(TASK OBJECTIVE):
Quote, verbatim, all material below, without pictures.

——————————

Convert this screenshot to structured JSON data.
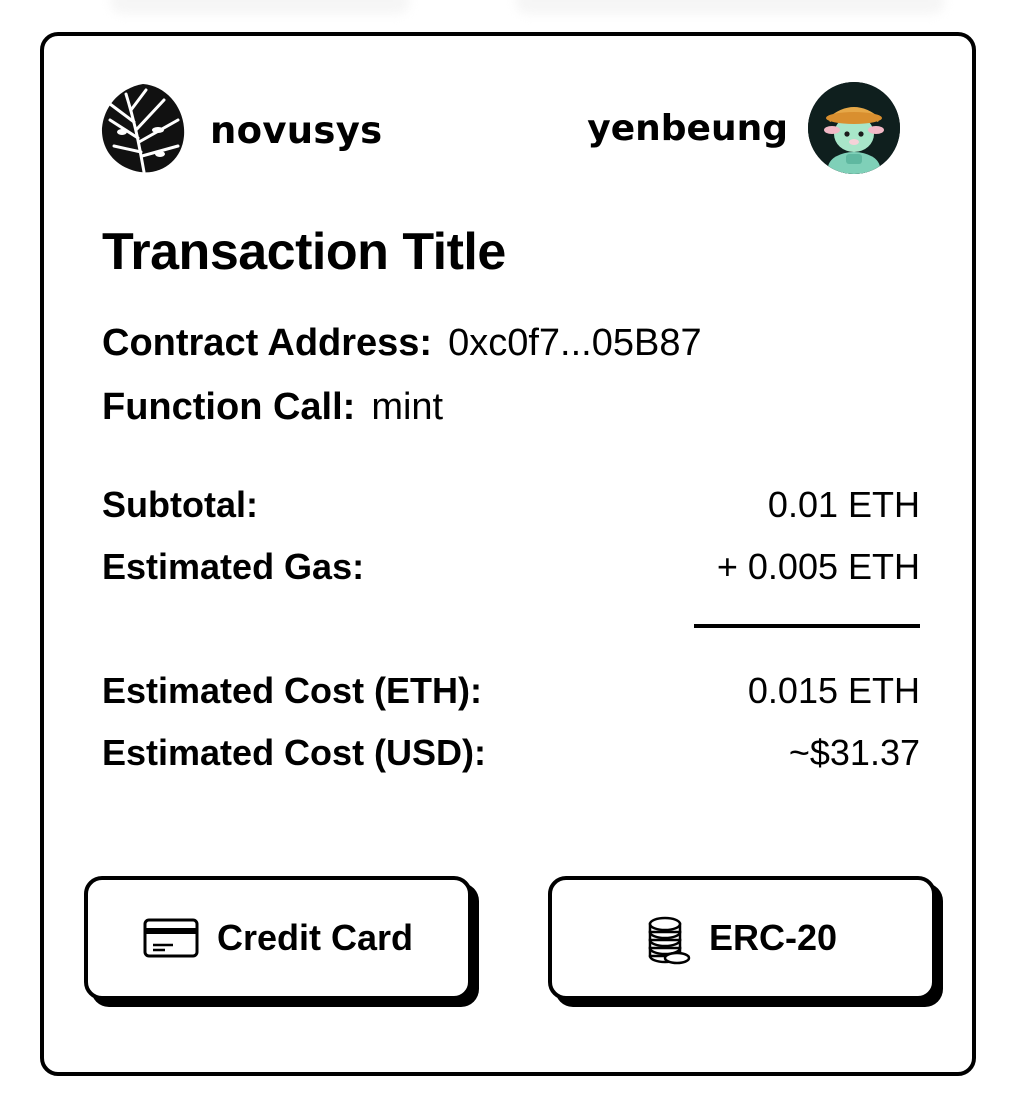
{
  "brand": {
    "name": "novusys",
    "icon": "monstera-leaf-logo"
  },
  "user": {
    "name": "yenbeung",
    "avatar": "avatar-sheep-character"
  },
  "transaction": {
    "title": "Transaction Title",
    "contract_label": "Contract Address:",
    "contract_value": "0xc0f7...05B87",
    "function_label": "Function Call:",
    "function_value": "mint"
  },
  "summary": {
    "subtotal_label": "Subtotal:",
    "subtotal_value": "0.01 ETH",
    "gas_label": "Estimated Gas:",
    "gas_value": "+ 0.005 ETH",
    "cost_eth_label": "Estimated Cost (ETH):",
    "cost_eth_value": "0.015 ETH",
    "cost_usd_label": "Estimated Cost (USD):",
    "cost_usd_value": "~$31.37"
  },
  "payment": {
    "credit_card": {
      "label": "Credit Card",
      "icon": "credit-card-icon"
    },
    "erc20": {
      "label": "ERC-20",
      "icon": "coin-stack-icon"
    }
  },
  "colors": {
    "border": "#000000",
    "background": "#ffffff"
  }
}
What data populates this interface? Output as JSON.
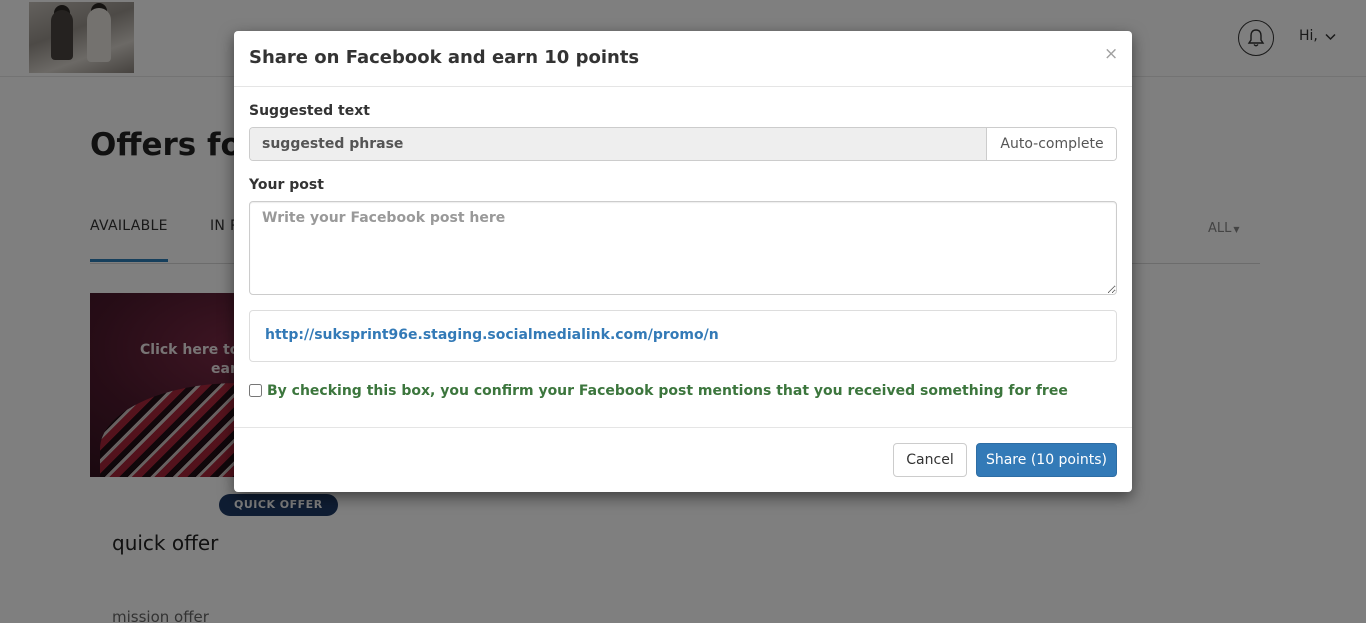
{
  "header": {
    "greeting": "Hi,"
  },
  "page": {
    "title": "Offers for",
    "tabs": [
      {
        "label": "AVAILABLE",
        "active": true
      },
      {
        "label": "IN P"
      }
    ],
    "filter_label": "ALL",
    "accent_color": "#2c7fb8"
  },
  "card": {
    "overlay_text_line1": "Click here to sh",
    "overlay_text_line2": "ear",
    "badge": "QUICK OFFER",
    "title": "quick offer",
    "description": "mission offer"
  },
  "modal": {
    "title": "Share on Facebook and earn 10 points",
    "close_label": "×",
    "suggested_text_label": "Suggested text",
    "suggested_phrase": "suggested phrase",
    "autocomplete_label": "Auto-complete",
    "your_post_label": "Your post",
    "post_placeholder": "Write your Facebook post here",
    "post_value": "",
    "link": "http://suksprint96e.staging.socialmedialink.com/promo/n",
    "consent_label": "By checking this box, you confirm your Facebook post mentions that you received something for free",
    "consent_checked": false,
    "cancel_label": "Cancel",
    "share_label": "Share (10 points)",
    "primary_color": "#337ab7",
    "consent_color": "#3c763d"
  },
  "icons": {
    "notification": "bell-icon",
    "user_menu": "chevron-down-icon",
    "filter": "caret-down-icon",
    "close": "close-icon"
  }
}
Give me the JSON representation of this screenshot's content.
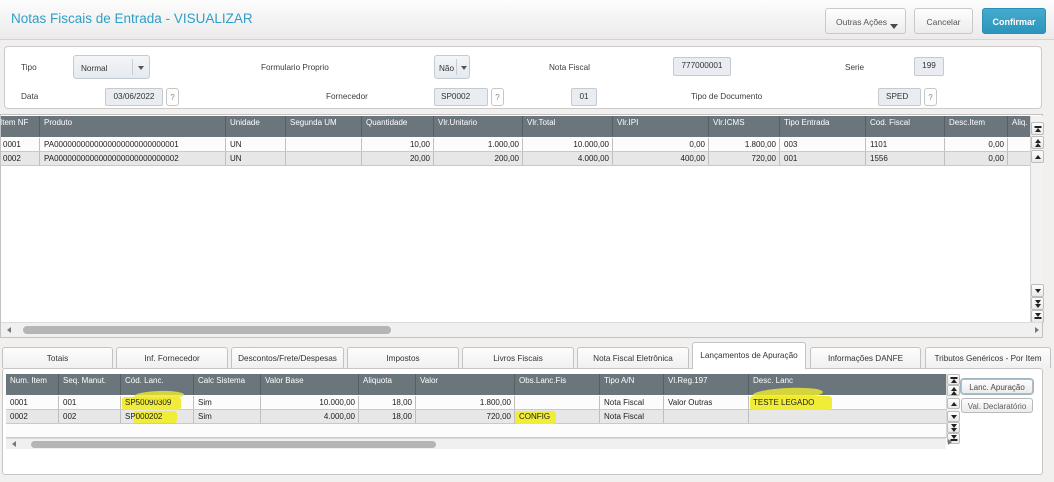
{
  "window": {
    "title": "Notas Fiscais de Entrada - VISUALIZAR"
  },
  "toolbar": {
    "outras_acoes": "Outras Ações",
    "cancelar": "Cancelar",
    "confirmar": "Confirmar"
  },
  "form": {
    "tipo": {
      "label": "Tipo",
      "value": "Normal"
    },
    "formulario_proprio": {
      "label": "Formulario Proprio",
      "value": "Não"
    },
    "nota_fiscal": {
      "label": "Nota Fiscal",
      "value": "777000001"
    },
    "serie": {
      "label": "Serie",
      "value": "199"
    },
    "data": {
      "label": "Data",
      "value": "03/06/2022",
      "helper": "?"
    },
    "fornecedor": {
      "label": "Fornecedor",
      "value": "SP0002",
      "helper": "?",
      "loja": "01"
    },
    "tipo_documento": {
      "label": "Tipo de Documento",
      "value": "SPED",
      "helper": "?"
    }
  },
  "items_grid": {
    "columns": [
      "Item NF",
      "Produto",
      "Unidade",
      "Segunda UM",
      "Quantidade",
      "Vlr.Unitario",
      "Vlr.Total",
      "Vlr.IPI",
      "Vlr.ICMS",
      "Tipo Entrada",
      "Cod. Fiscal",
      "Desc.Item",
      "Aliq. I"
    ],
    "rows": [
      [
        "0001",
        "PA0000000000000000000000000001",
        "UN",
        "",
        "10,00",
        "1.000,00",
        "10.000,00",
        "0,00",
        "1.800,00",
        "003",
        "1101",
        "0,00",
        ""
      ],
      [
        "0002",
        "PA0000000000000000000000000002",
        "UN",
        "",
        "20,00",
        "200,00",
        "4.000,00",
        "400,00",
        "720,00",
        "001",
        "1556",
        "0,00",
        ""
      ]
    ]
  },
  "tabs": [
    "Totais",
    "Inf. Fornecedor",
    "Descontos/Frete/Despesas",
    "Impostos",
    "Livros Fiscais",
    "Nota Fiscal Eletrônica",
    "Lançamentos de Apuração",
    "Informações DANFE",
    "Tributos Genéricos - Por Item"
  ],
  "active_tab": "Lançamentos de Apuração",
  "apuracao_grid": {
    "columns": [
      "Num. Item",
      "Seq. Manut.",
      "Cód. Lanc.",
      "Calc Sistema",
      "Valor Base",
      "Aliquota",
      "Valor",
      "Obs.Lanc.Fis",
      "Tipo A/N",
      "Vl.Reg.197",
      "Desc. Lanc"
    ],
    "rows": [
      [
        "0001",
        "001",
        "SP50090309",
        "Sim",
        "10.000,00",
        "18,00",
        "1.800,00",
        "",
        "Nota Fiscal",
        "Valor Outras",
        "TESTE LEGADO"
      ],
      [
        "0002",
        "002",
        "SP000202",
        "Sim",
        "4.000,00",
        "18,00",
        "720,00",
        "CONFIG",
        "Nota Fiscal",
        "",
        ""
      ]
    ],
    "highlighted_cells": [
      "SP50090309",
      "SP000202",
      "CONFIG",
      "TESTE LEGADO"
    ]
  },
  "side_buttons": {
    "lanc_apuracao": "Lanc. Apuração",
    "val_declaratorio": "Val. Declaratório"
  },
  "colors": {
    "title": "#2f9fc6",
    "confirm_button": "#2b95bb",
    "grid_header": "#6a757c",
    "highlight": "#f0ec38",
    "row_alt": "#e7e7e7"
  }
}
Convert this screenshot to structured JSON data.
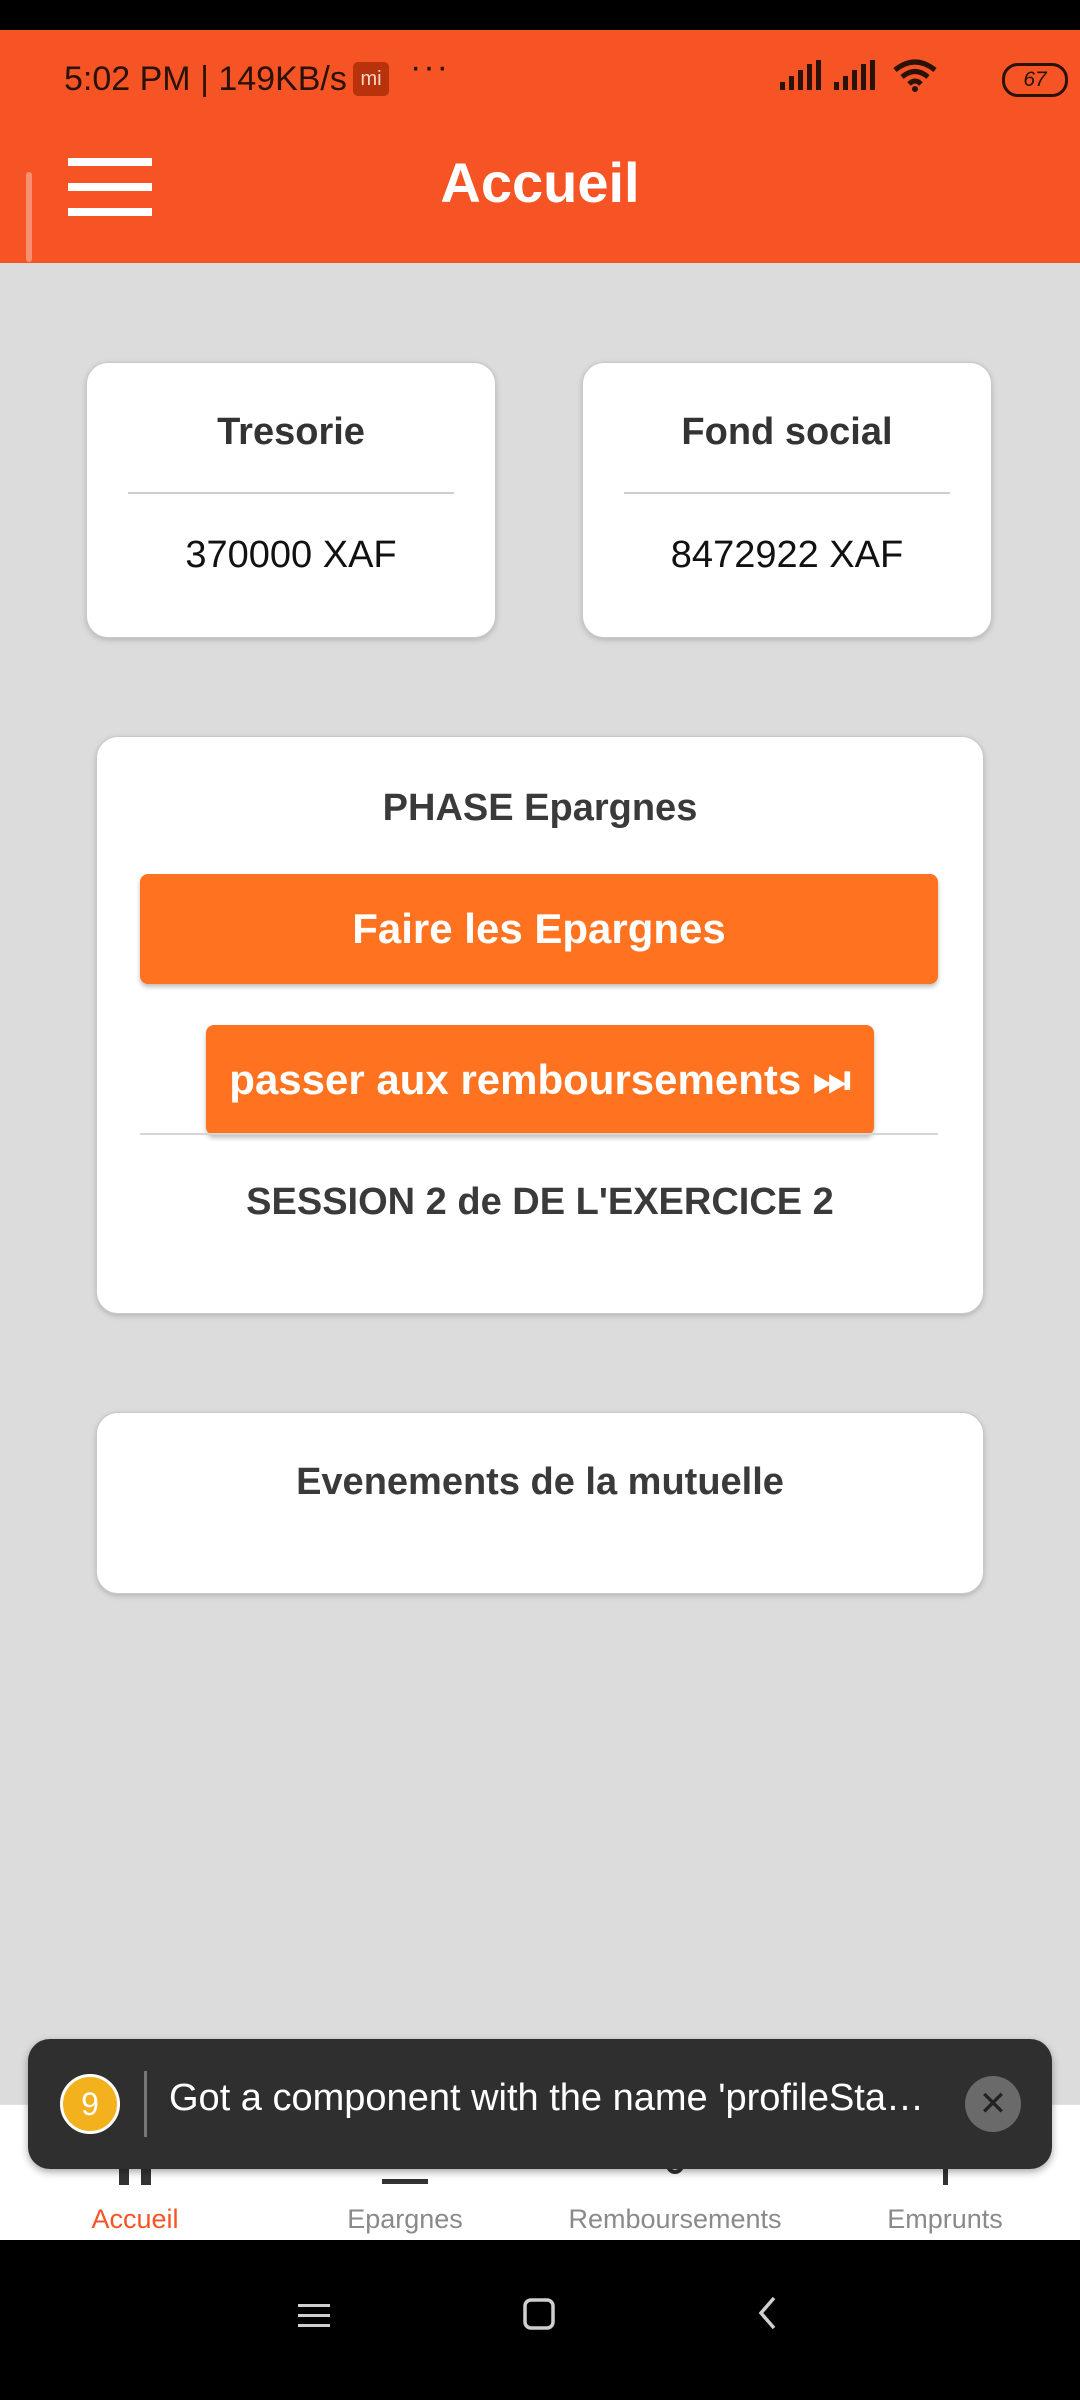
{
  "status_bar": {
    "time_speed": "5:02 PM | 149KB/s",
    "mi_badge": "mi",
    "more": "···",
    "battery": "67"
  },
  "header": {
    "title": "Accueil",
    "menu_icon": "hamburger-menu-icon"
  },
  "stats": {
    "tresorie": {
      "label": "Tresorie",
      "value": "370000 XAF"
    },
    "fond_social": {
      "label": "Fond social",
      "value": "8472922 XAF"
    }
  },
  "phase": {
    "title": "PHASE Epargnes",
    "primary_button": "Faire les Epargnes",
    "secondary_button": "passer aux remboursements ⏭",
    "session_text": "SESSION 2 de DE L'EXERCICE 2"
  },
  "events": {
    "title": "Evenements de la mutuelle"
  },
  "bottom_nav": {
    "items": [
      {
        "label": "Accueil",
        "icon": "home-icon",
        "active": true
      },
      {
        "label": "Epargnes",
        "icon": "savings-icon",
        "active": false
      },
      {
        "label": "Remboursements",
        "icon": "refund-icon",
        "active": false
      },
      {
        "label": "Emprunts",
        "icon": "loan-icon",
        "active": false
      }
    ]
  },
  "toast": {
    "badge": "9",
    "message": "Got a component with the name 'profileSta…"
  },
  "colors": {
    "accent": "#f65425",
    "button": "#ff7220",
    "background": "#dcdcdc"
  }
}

——————————

(THE ANSWER):
Convert this screenshot to structured JSON data.
{
  "brand": {
    "name": "novusys",
    "icon": "monstera-leaf-logo"
  },
  "user": {
    "name": "yenbeung",
    "avatar": "avatar-sheep-character"
  },
  "transaction": {
    "title": "Transaction Title",
    "contract_label": "Contract Address:",
    "contract_value": "0xc0f7...05B87",
    "function_label": "Function Call:",
    "function_value": "mint"
  },
  "summary": {
    "subtotal_label": "Subtotal:",
    "subtotal_value": "0.01 ETH",
    "gas_label": "Estimated Gas:",
    "gas_value": "+ 0.005 ETH",
    "cost_eth_label": "Estimated Cost (ETH):",
    "cost_eth_value": "0.015 ETH",
    "cost_usd_label": "Estimated Cost (USD):",
    "cost_usd_value": "~$31.37"
  },
  "payment": {
    "credit_card": {
      "label": "Credit Card",
      "icon": "credit-card-icon"
    },
    "erc20": {
      "label": "ERC-20",
      "icon": "coin-stack-icon"
    }
  },
  "colors": {
    "border": "#000000",
    "background": "#ffffff"
  }
}
What data populates this interface? Output as JSON.
{
  "header": {
    "greeting": "Hi,"
  },
  "page": {
    "title": "Offers for",
    "tabs": [
      {
        "label": "AVAILABLE",
        "active": true
      },
      {
        "label": "IN P"
      }
    ],
    "filter_label": "ALL",
    "accent_color": "#2c7fb8"
  },
  "card": {
    "overlay_text_line1": "Click here to sh",
    "overlay_text_line2": "ear",
    "badge": "QUICK OFFER",
    "title": "quick offer",
    "description": "mission offer"
  },
  "modal": {
    "title": "Share on Facebook and earn 10 points",
    "close_label": "×",
    "suggested_text_label": "Suggested text",
    "suggested_phrase": "suggested phrase",
    "autocomplete_label": "Auto-complete",
    "your_post_label": "Your post",
    "post_placeholder": "Write your Facebook post here",
    "post_value": "",
    "link": "http://suksprint96e.staging.socialmedialink.com/promo/n",
    "consent_label": "By checking this box, you confirm your Facebook post mentions that you received something for free",
    "consent_checked": false,
    "cancel_label": "Cancel",
    "share_label": "Share (10 points)",
    "primary_color": "#337ab7",
    "consent_color": "#3c763d"
  },
  "icons": {
    "notification": "bell-icon",
    "user_menu": "chevron-down-icon",
    "filter": "caret-down-icon",
    "close": "close-icon"
  }
}
Give me the JSON representation of this screenshot's content.
{
  "window": {
    "title": "Notas Fiscais de Entrada - VISUALIZAR"
  },
  "toolbar": {
    "outras_acoes": "Outras Ações",
    "cancelar": "Cancelar",
    "confirmar": "Confirmar"
  },
  "form": {
    "tipo": {
      "label": "Tipo",
      "value": "Normal"
    },
    "formulario_proprio": {
      "label": "Formulario Proprio",
      "value": "Não"
    },
    "nota_fiscal": {
      "label": "Nota Fiscal",
      "value": "777000001"
    },
    "serie": {
      "label": "Serie",
      "value": "199"
    },
    "data": {
      "label": "Data",
      "value": "03/06/2022",
      "helper": "?"
    },
    "fornecedor": {
      "label": "Fornecedor",
      "value": "SP0002",
      "helper": "?",
      "loja": "01"
    },
    "tipo_documento": {
      "label": "Tipo de Documento",
      "value": "SPED",
      "helper": "?"
    }
  },
  "items_grid": {
    "columns": [
      "Item NF",
      "Produto",
      "Unidade",
      "Segunda UM",
      "Quantidade",
      "Vlr.Unitario",
      "Vlr.Total",
      "Vlr.IPI",
      "Vlr.ICMS",
      "Tipo Entrada",
      "Cod. Fiscal",
      "Desc.Item",
      "Aliq. I"
    ],
    "rows": [
      [
        "0001",
        "PA0000000000000000000000000001",
        "UN",
        "",
        "10,00",
        "1.000,00",
        "10.000,00",
        "0,00",
        "1.800,00",
        "003",
        "1101",
        "0,00",
        ""
      ],
      [
        "0002",
        "PA0000000000000000000000000002",
        "UN",
        "",
        "20,00",
        "200,00",
        "4.000,00",
        "400,00",
        "720,00",
        "001",
        "1556",
        "0,00",
        ""
      ]
    ]
  },
  "tabs": [
    "Totais",
    "Inf. Fornecedor",
    "Descontos/Frete/Despesas",
    "Impostos",
    "Livros Fiscais",
    "Nota Fiscal Eletrônica",
    "Lançamentos de Apuração",
    "Informações DANFE",
    "Tributos Genéricos - Por Item"
  ],
  "active_tab": "Lançamentos de Apuração",
  "apuracao_grid": {
    "columns": [
      "Num. Item",
      "Seq. Manut.",
      "Cód. Lanc.",
      "Calc Sistema",
      "Valor Base",
      "Aliquota",
      "Valor",
      "Obs.Lanc.Fis",
      "Tipo A/N",
      "Vl.Reg.197",
      "Desc. Lanc"
    ],
    "rows": [
      [
        "0001",
        "001",
        "SP50090309",
        "Sim",
        "10.000,00",
        "18,00",
        "1.800,00",
        "",
        "Nota Fiscal",
        "Valor Outras",
        "TESTE LEGADO"
      ],
      [
        "0002",
        "002",
        "SP000202",
        "Sim",
        "4.000,00",
        "18,00",
        "720,00",
        "CONFIG",
        "Nota Fiscal",
        "",
        ""
      ]
    ],
    "highlighted_cells": [
      "SP50090309",
      "SP000202",
      "CONFIG",
      "TESTE LEGADO"
    ]
  },
  "side_buttons": {
    "lanc_apuracao": "Lanc. Apuração",
    "val_declaratorio": "Val. Declaratório"
  },
  "colors": {
    "title": "#2f9fc6",
    "confirm_button": "#2b95bb",
    "grid_header": "#6a757c",
    "highlight": "#f0ec38",
    "row_alt": "#e7e7e7"
  }
}
Convert this screenshot to structured JSON data.
{
  "status_bar": {
    "time_speed": "5:02 PM | 149KB/s",
    "mi_badge": "mi",
    "more": "···",
    "battery": "67"
  },
  "header": {
    "title": "Accueil",
    "menu_icon": "hamburger-menu-icon"
  },
  "stats": {
    "tresorie": {
      "label": "Tresorie",
      "value": "370000 XAF"
    },
    "fond_social": {
      "label": "Fond social",
      "value": "8472922 XAF"
    }
  },
  "phase": {
    "title": "PHASE Epargnes",
    "primary_button": "Faire les Epargnes",
    "secondary_button": "passer aux remboursements ⏭",
    "session_text": "SESSION 2 de DE L'EXERCICE 2"
  },
  "events": {
    "title": "Evenements de la mutuelle"
  },
  "bottom_nav": {
    "items": [
      {
        "label": "Accueil",
        "icon": "home-icon",
        "active": true
      },
      {
        "label": "Epargnes",
        "icon": "savings-icon",
        "active": false
      },
      {
        "label": "Remboursements",
        "icon": "refund-icon",
        "active": false
      },
      {
        "label": "Emprunts",
        "icon": "loan-icon",
        "active": false
      }
    ]
  },
  "toast": {
    "badge": "9",
    "message": "Got a component with the name 'profileSta…"
  },
  "colors": {
    "accent": "#f65425",
    "button": "#ff7220",
    "background": "#dcdcdc"
  }
}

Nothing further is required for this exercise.